### Aim of the exercise
Extract the records below word for word and ignore the images.

### Material for this exercise
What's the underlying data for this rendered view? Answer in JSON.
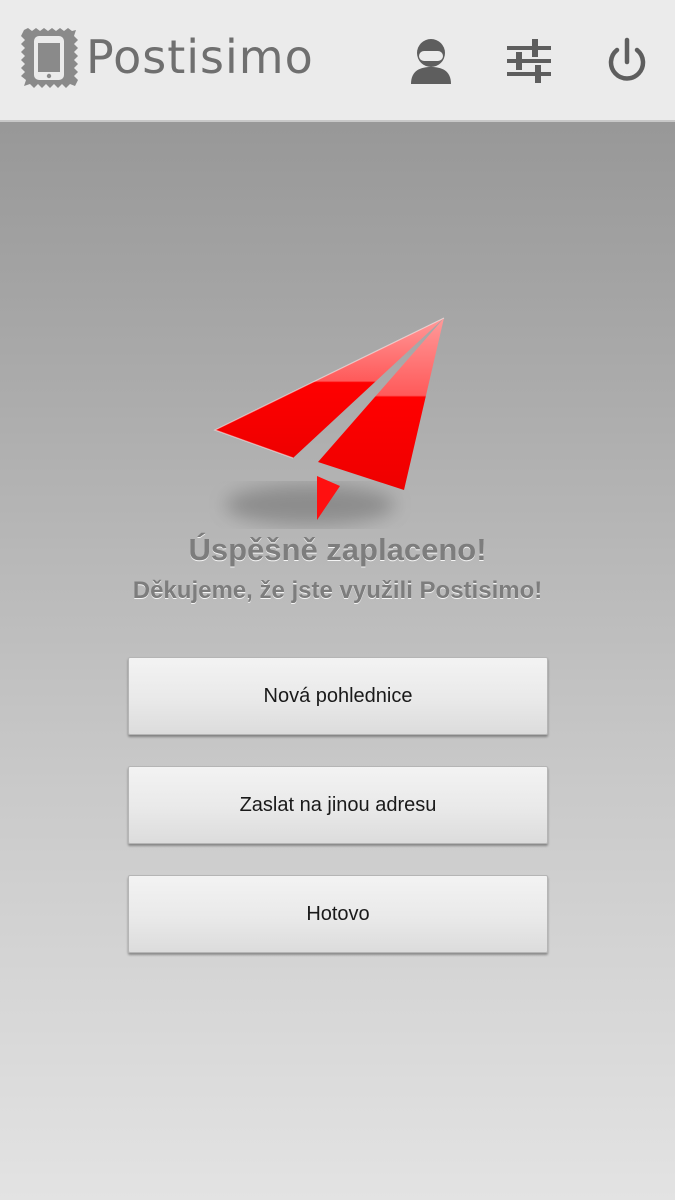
{
  "app": {
    "name": "Postisimo",
    "logo_icon": "phone-stamp-icon"
  },
  "toolbar": {
    "icons": [
      "user-icon",
      "sliders-icon",
      "power-icon"
    ]
  },
  "confirmation": {
    "illustration": "paper-plane-icon",
    "accent_color": "#ff0000",
    "title": "Úspěšně zaplaceno!",
    "subtitle": "Děkujeme, že jste využili Postisimo!"
  },
  "actions": {
    "new_postcard": "Nová pohlednice",
    "send_other_address": "Zaslat na jinou adresu",
    "done": "Hotovo"
  }
}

### Response to the task
What's the underlying data for this rendered view? Answer in JSON.
{
  "app": {
    "name": "Postisimo",
    "logo_icon": "phone-stamp-icon"
  },
  "toolbar": {
    "icons": [
      "user-icon",
      "sliders-icon",
      "power-icon"
    ]
  },
  "confirmation": {
    "illustration": "paper-plane-icon",
    "accent_color": "#ff0000",
    "title": "Úspěšně zaplaceno!",
    "subtitle": "Děkujeme, že jste využili Postisimo!"
  },
  "actions": {
    "new_postcard": "Nová pohlednice",
    "send_other_address": "Zaslat na jinou adresu",
    "done": "Hotovo"
  }
}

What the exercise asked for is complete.